▽

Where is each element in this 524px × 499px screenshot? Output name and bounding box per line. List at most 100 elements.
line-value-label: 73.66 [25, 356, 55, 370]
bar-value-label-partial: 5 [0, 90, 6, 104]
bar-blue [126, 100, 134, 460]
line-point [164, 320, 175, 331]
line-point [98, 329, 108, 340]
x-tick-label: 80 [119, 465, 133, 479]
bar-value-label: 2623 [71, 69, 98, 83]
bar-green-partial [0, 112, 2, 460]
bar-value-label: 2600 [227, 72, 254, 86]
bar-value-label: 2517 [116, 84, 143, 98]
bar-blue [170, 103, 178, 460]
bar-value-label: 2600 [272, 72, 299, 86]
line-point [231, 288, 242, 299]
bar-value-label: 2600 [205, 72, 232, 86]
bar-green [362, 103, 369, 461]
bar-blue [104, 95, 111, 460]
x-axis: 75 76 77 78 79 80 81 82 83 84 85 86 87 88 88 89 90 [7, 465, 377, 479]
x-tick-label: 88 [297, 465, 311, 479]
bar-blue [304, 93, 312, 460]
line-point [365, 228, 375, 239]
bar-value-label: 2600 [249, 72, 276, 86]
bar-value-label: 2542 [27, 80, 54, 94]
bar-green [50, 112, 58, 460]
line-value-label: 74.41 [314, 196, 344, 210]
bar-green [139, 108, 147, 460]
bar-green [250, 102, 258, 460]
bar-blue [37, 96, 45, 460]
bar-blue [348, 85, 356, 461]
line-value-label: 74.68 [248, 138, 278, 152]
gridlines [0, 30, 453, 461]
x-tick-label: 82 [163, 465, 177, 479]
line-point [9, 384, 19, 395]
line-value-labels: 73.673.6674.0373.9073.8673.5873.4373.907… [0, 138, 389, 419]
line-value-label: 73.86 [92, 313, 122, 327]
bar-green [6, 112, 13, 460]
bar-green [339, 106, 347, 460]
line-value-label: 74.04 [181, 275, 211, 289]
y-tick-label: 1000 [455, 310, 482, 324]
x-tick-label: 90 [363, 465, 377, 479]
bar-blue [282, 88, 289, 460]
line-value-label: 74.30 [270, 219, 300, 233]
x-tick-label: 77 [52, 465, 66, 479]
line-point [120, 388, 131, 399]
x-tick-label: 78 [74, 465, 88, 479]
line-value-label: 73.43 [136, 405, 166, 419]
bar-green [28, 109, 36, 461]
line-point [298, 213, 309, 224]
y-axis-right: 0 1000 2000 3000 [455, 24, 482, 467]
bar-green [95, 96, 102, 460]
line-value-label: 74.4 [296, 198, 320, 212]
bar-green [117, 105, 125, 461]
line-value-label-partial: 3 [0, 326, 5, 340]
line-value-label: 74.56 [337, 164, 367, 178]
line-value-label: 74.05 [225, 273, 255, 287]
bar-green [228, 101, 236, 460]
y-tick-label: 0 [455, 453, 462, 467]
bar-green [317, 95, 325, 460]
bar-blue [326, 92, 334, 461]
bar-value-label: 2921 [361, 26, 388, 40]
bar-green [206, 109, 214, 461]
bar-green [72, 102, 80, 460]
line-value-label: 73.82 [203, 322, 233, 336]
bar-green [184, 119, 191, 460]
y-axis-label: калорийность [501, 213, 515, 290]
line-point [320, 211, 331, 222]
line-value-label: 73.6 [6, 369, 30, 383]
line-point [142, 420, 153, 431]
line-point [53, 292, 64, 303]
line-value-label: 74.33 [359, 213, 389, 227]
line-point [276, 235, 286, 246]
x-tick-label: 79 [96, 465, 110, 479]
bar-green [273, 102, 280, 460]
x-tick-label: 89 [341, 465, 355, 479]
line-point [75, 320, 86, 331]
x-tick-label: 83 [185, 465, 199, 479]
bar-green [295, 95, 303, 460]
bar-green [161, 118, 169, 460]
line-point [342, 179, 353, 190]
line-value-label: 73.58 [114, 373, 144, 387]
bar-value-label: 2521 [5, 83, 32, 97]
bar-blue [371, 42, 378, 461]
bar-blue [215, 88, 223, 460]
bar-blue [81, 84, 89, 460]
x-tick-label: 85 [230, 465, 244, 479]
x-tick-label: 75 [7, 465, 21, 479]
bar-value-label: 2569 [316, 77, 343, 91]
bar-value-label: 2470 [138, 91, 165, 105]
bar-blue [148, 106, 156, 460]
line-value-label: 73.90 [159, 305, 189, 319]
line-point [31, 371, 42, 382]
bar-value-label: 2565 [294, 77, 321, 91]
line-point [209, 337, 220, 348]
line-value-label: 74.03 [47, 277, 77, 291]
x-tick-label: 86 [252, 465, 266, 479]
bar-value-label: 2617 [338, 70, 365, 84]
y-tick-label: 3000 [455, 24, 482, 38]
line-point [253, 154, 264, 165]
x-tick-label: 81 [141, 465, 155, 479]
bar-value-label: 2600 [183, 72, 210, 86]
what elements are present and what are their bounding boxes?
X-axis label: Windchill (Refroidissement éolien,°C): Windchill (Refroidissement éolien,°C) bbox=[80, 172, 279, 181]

△

*WORK TO COMPLETE*
Give the entries from the first line up to and including the line with "x-tick-label: 80 [119, 465, 133, 479]" as a JSON list of strings, one string per line, with blank lines left out.

*SOLUTION*
[
  "Where is each element in this 524px × 499px screenshot? Output name and bounding box per line. List at most 100 elements.",
  "line-value-label: 73.66 [25, 356, 55, 370]",
  "bar-value-label-partial: 5 [0, 90, 6, 104]",
  "bar-blue [126, 100, 134, 460]",
  "line-point [164, 320, 175, 331]",
  "line-point [98, 329, 108, 340]",
  "x-tick-label: 80 [119, 465, 133, 479]"
]